WHAT IS EXPECTED: From the entries that follow, list every line in which the string "will" appears.

GIVEN DATA:
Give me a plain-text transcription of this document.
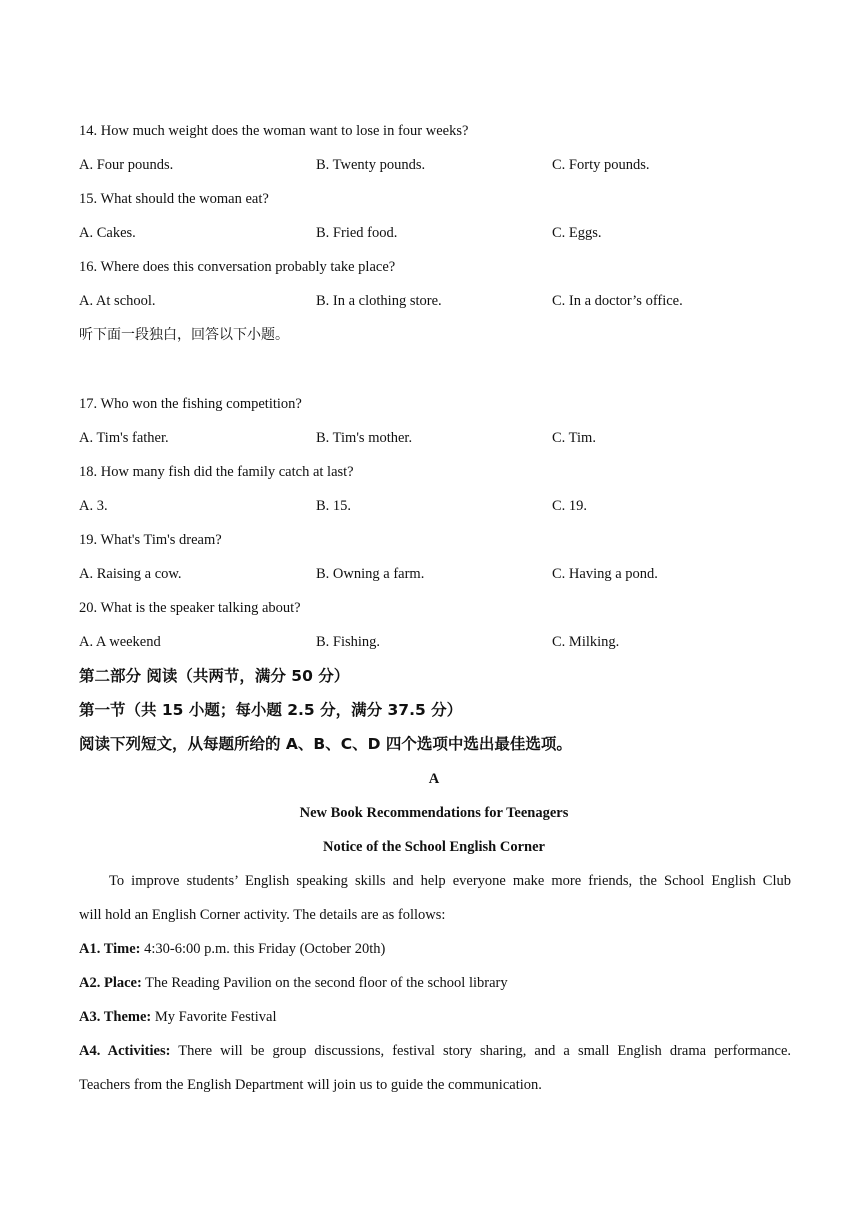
14. How much weight does the woman want to lose in four weeks?
A. Four pounds.	B. Twenty pounds.	C. Forty pounds.
15. What should the woman eat?
A. Cakes.	B. Fried food.	C. Eggs.
16. Where does this conversation probably take place?
A. At school.	B. In a clothing store.	C. In a doctor’s office.
听下面一段独白，回答以下小题。
17. Who won the fishing competition?
A. Tim's father.	B. Tim's mother.	C. Tim.
18. How many fish did the family catch at last?
A. 3.	B. 15.	C. 19.
19. What's Tim's dream?
A. Raising a cow.	B. Owning a farm.	C. Having a pond.
20. What is the speaker talking about?
A. A weekend	B. Fishing.	C. Milking.
第二部分 阅读（共两节，满分 50 分）
第一节（共 15 小题；每小题 2.5 分，满分 37.5 分）
阅读下列短文，从每题所给的 A、B、C、D 四个选项中选出最佳选项。
A
New Book Recommendations for Teenagers
Notice of the School English Corner
To improve students’ English speaking skills and help everyone make more friends, the School English Club
will hold an English Corner activity. The details are as follows:
A1. Time: 4:30-6:00 p.m. this Friday (October 20th)
A2. Place: The Reading Pavilion on the second floor of the school library
A3. Theme: My Favorite Festival
A4. Activities: There will be group discussions, festival story sharing, and a small English drama performance.
Teachers from the English Department will join us to guide the communication.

REPLY TO THE TASK:
will hold an English Corner activity. The details are as follows:
A4. Activities: There will be group discussions, festival story sharing, and a small English drama performance.
Teachers from the English Department will join us to guide the communication.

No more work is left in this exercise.